The problem: Would you transcribe all of the data exactly, down to the last character?

__________

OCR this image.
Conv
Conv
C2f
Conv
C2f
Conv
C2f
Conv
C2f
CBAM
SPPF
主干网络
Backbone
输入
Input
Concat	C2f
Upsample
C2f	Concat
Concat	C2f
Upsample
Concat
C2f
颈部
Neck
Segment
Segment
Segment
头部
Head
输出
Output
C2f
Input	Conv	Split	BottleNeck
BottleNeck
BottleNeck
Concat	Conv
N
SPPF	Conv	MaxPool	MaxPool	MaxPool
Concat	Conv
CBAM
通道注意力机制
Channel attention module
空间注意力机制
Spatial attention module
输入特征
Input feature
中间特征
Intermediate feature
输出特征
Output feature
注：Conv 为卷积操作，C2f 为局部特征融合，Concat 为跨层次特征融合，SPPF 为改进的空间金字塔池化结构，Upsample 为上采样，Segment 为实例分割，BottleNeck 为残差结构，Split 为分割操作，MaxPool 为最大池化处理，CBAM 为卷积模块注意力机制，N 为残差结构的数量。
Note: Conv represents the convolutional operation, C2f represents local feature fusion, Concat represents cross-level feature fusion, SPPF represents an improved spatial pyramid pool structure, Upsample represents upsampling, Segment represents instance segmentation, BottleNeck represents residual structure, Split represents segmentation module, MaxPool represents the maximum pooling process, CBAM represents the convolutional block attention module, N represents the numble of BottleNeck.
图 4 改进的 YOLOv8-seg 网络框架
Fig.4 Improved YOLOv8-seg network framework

__________

Task response:
OCR this image.
Conv
Conv
C2f
Conv
C2f
Conv
C2f
Conv
C2f
CBAM
SPPF
主干网络
Backbone
输入
Input
Concat	C2f
Upsample
C2f	Concat
Concat	C2f
Upsample
Concat
C2f
颈部
Neck
Segment
Segment
Segment
头部
Head
输出
Output
C2f
Input	Conv	Split	BottleNeck
BottleNeck
BottleNeck
Concat	Conv
N
SPPF	Conv	MaxPool	MaxPool	MaxPool
Concat	Conv
CBAM
通道注意力机制
Channel attention module
空间注意力机制
Spatial attention module
输入特征
Input feature
中间特征
Intermediate feature
输出特征
Output feature
注：Conv 为卷积操作，C2f 为局部特征融合，Concat 为跨层次特征融合，SPPF 为改进的空间金字塔池化结构，Upsample 为上采样，Segment 为实例分割，BottleNeck 为残差结构，Split 为分割操作，MaxPool 为最大池化处理，CBAM 为卷积模块注意力机制，N 为残差结构的数量。
Note: Conv represents the convolutional operation, C2f represents local feature fusion, Concat represents cross-level feature fusion, SPPF represents an improved spatial pyramid pool structure, Upsample represents upsampling, Segment represents instance segmentation, BottleNeck represents residual structure, Split represents segmentation module, MaxPool represents the maximum pooling process, CBAM represents the convolutional block attention module, N represents the numble of BottleNeck.
图 4 改进的 YOLOv8-seg 网络框架
Fig.4 Improved YOLOv8-seg network framework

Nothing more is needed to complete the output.